--- BEGIN TASK INPUT ---

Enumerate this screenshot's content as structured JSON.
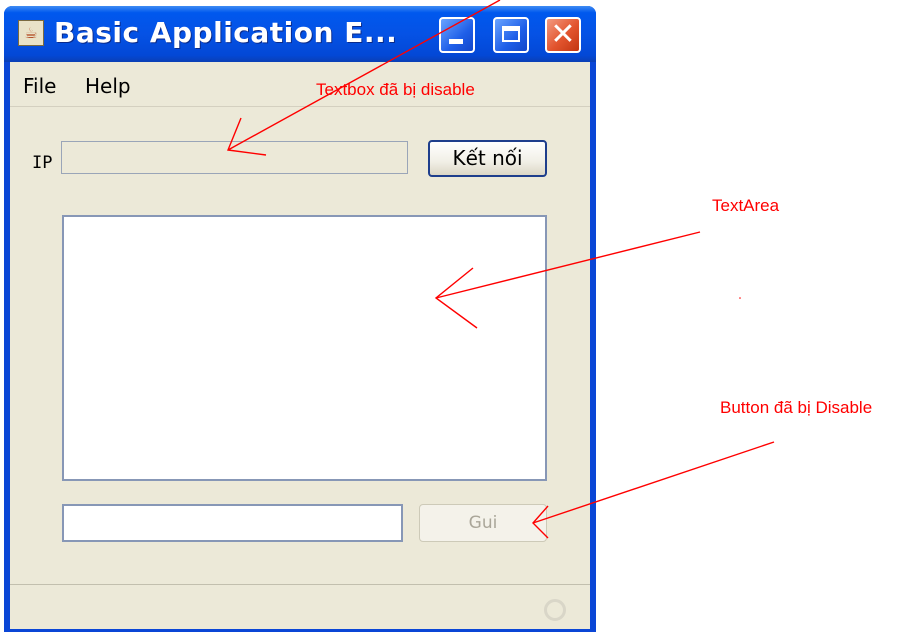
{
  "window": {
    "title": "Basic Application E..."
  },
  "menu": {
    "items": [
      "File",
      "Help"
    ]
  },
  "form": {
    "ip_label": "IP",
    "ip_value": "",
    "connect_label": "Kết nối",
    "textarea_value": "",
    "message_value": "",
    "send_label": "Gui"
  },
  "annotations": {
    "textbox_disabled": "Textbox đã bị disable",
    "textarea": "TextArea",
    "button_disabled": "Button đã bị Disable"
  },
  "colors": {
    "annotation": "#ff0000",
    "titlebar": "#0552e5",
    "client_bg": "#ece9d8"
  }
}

--- END TASK INPUT ---

■ **PROBLEM**
Repeat every record precisely. Any picture among them stays out of the copy.

■ **REPLY**
Enumerate this screenshot's content as structured JSON.
{
  "window": {
    "title": "Basic Application E..."
  },
  "menu": {
    "items": [
      "File",
      "Help"
    ]
  },
  "form": {
    "ip_label": "IP",
    "ip_value": "",
    "connect_label": "Kết nối",
    "textarea_value": "",
    "message_value": "",
    "send_label": "Gui"
  },
  "annotations": {
    "textbox_disabled": "Textbox đã bị disable",
    "textarea": "TextArea",
    "button_disabled": "Button đã bị Disable"
  },
  "colors": {
    "annotation": "#ff0000",
    "titlebar": "#0552e5",
    "client_bg": "#ece9d8"
  }
}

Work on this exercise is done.